An exact reproduction of the records is required, with all images left out.

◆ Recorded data
********************

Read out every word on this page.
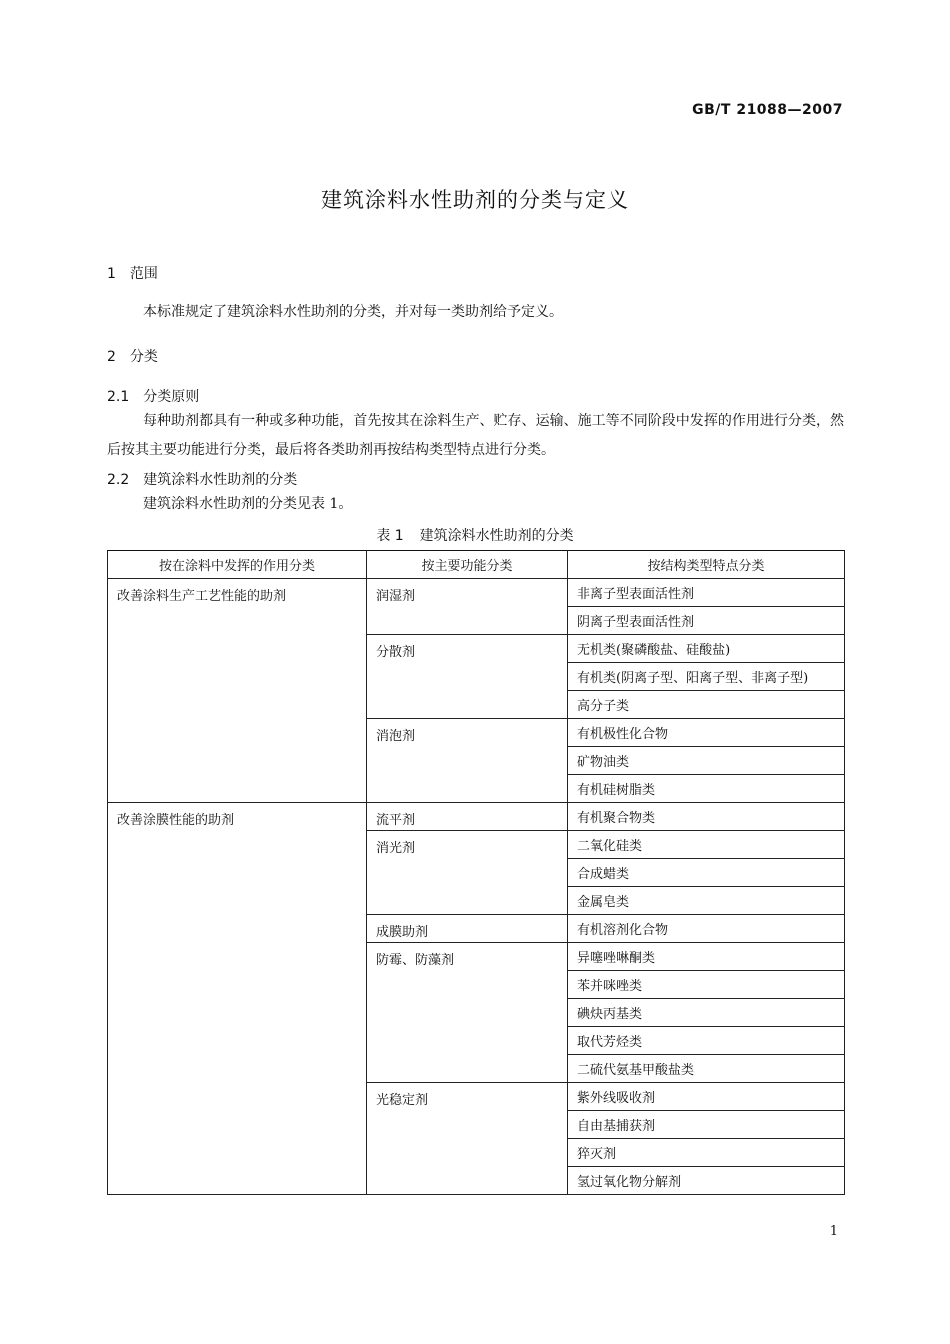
GB/T 21088—2007
建筑涂料水性助剂的分类与定义
1 范围
本标准规定了建筑涂料水性助剂的分类，并对每一类助剂给予定义。
2 分类
2.1 分类原则
每种助剂都具有一种或多种功能，首先按其在涂料生产、贮存、运输、施工等不同阶段中发挥的作用进行分类，然后按其主要功能进行分类，最后将各类助剂再按结构类型特点进行分类。
2.2 建筑涂料水性助剂的分类
建筑涂料水性助剂的分类见表 1。
表 1 建筑涂料水性助剂的分类
按在涂料中发挥的作用分类	按主要功能分类	按结构类型特点分类
改善涂料生产工艺性能的助剂	润湿剂	非离子型表面活性剂
		阴离子型表面活性剂
	分散剂	无机类(聚磷酸盐、硅酸盐)
		有机类(阴离子型、阳离子型、非离子型)
		高分子类
	消泡剂	有机极性化合物
		矿物油类
		有机硅树脂类
改善涂膜性能的助剂	流平剂	有机聚合物类
	消光剂	二氧化硅类
		合成蜡类
		金属皂类
	成膜助剂	有机溶剂化合物
	防霉、防藻剂	异噻唑啉酮类
		苯并咪唑类
		碘炔丙基类
		取代芳烃类
		二硫代氨基甲酸盐类
	光稳定剂	紫外线吸收剂
		自由基捕获剂
		猝灭剂
		氢过氧化物分解剂
1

********************

◆ Result for this exercise
Read out every word on this page.
GB/T 21088—2007
建筑涂料水性助剂的分类与定义
1 范围
本标准规定了建筑涂料水性助剂的分类，并对每一类助剂给予定义。
2 分类
2.1 分类原则
每种助剂都具有一种或多种功能，首先按其在涂料生产、贮存、运输、施工等不同阶段中发挥的作用进行分类，然后按其主要功能进行分类，最后将各类助剂再按结构类型特点进行分类。
2.2 建筑涂料水性助剂的分类
建筑涂料水性助剂的分类见表 1。
表 1 建筑涂料水性助剂的分类
按在涂料中发挥的作用分类	按主要功能分类	按结构类型特点分类
改善涂料生产工艺性能的助剂	润湿剂	非离子型表面活性剂
		阴离子型表面活性剂
	分散剂	无机类(聚磷酸盐、硅酸盐)
		有机类(阴离子型、阳离子型、非离子型)
		高分子类
	消泡剂	有机极性化合物
		矿物油类
		有机硅树脂类
改善涂膜性能的助剂	流平剂	有机聚合物类
	消光剂	二氧化硅类
		合成蜡类
		金属皂类
	成膜助剂	有机溶剂化合物
	防霉、防藻剂	异噻唑啉酮类
		苯并咪唑类
		碘炔丙基类
		取代芳烃类
		二硫代氨基甲酸盐类
	光稳定剂	紫外线吸收剂
		自由基捕获剂
		猝灭剂
		氢过氧化物分解剂
1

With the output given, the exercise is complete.